_Records in a dataset_:
▼

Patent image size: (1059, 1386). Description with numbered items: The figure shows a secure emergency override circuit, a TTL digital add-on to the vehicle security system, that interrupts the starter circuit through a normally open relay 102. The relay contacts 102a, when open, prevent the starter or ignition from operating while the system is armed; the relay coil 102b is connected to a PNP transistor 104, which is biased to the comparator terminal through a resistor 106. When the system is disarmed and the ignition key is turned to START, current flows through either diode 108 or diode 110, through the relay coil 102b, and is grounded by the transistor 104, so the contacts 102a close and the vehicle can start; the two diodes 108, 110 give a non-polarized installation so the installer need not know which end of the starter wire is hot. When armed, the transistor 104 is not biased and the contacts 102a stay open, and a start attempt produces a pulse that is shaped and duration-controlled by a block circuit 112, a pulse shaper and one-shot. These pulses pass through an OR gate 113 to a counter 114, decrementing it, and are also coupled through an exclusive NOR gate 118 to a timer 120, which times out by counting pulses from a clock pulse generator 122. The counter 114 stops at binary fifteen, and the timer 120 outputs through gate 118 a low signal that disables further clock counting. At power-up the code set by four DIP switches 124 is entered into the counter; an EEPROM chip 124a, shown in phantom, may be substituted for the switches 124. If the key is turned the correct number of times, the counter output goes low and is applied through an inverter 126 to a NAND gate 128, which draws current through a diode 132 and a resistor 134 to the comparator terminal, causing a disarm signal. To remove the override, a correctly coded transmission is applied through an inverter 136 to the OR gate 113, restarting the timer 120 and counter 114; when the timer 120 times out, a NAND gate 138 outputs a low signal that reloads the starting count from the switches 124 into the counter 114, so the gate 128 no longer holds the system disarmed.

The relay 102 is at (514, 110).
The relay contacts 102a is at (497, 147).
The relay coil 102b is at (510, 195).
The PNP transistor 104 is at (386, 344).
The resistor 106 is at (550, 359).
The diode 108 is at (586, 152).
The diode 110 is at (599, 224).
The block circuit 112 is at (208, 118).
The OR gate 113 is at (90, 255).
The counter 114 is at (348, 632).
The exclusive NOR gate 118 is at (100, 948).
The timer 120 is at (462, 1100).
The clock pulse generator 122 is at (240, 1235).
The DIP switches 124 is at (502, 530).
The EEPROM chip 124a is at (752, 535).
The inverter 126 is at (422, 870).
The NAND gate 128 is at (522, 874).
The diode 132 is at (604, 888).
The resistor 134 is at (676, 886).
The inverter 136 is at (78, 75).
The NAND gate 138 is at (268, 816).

▲

_Exercise objective_: Copy out word for word the stretch from the start of the records through the line that contains "The relay coil 102b is at (510, 195).", and nothing else.

_Correct answer_:
Patent image size: (1059, 1386). Description with numbered items: The figure shows a secure emergency override circuit, a TTL digital add-on to the vehicle security system, that interrupts the starter circuit through a normally open relay 102. The relay contacts 102a, when open, prevent the starter or ignition from operating while the system is armed; the relay coil 102b is connected to a PNP transistor 104, which is biased to the comparator terminal through a resistor 106. When the system is disarmed and the ignition key is turned to START, current flows through either diode 108 or diode 110, through the relay coil 102b, and is grounded by the transistor 104, so the contacts 102a close and the vehicle can start; the two diodes 108, 110 give a non-polarized installation so the installer need not know which end of the starter wire is hot. When armed, the transistor 104 is not biased and the contacts 102a stay open, and a start attempt produces a pulse that is shaped and duration-controlled by a block circuit 112, a pulse shaper and one-shot. These pulses pass through an OR gate 113 to a counter 114, decrementing it, and are also coupled through an exclusive NOR gate 118 to a timer 120, which times out by counting pulses from a clock pulse generator 122. The counter 114 stops at binary fifteen, and the timer 120 outputs through gate 118 a low signal that disables further clock counting. At power-up the code set by four DIP switches 124 is entered into the counter; an EEPROM chip 124a, shown in phantom, may be substituted for the switches 124. If the key is turned the correct number of times, the counter output goes low and is applied through an inverter 126 to a NAND gate 128, which draws current through a diode 132 and a resistor 134 to the comparator terminal, causing a disarm signal. To remove the override, a correctly coded transmission is applied through an inverter 136 to the OR gate 113, restarting the timer 120 and counter 114; when the timer 120 times out, a NAND gate 138 outputs a low signal that reloads the starting count from the switches 124 into the counter 114, so the gate 128 no longer holds the system disarmed.

The relay 102 is at (514, 110).
The relay contacts 102a is at (497, 147).
The relay coil 102b is at (510, 195).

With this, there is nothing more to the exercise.